Problem to solve: Reproduce every line of the material below word for word, omitting the pictures.

# Supplied data start

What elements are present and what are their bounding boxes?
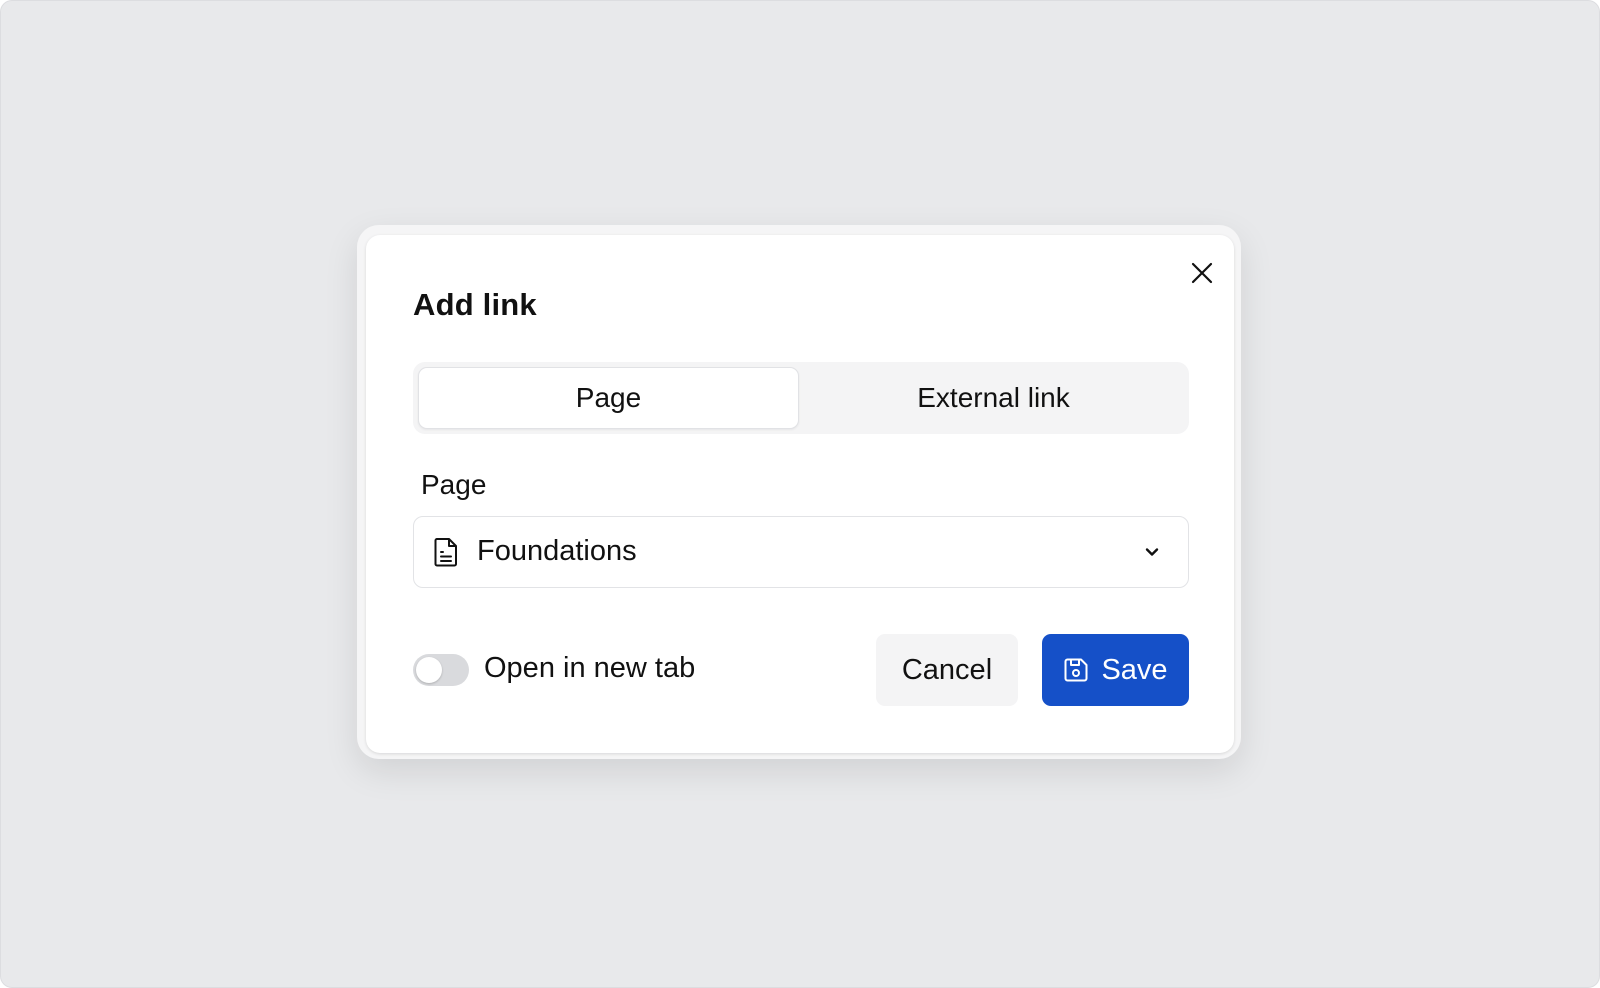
cancel-button-label: Cancel xyxy=(901,653,993,686)
open-in-new-tab-toggle[interactable] xyxy=(413,654,469,686)
chevron-down-icon xyxy=(1145,548,1159,556)
dialog-title: Add link xyxy=(413,287,537,322)
tab-external-link[interactable]: External link xyxy=(803,367,1184,429)
tab-page[interactable]: Page xyxy=(418,367,799,429)
page-field-label: Page xyxy=(421,469,487,500)
cancel-button[interactable]: Cancel xyxy=(876,634,1018,706)
save-button[interactable]: Save xyxy=(1042,634,1189,706)
open-in-new-tab-label: Open in new tab xyxy=(484,652,696,684)
close-button[interactable] xyxy=(1184,255,1220,291)
close-icon xyxy=(1191,262,1213,284)
page-select-value: Foundations xyxy=(477,535,637,567)
page-select[interactable]: Foundations xyxy=(413,516,1189,588)
floppy-disk-icon xyxy=(1064,658,1088,682)
add-link-dialog: Add link Page External link Page Foundat… xyxy=(366,235,1234,753)
link-type-tabs: Page External link xyxy=(413,362,1189,434)
save-button-label: Save xyxy=(1101,653,1168,686)
toggle-knob xyxy=(416,657,442,683)
document-icon xyxy=(434,538,457,567)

# Supplied data end

Exercise answer:
What elements are present and what are their bounding boxes?
cancel-button-label: Cancel xyxy=(901,653,993,686)
open-in-new-tab-toggle[interactable] xyxy=(413,654,469,686)
chevron-down-icon xyxy=(1145,548,1159,556)
dialog-title: Add link xyxy=(413,287,537,322)
tab-external-link[interactable]: External link xyxy=(803,367,1184,429)
tab-page[interactable]: Page xyxy=(418,367,799,429)
page-field-label: Page xyxy=(421,469,487,500)
cancel-button[interactable]: Cancel xyxy=(876,634,1018,706)
save-button[interactable]: Save xyxy=(1042,634,1189,706)
open-in-new-tab-label: Open in new tab xyxy=(484,652,696,684)
close-button[interactable] xyxy=(1184,255,1220,291)
close-icon xyxy=(1191,262,1213,284)
page-select-value: Foundations xyxy=(477,535,637,567)
page-select[interactable]: Foundations xyxy=(413,516,1189,588)
floppy-disk-icon xyxy=(1064,658,1088,682)
add-link-dialog: Add link Page External link Page Foundat… xyxy=(366,235,1234,753)
link-type-tabs: Page External link xyxy=(413,362,1189,434)
save-button-label: Save xyxy=(1101,653,1168,686)
toggle-knob xyxy=(416,657,442,683)
document-icon xyxy=(434,538,457,567)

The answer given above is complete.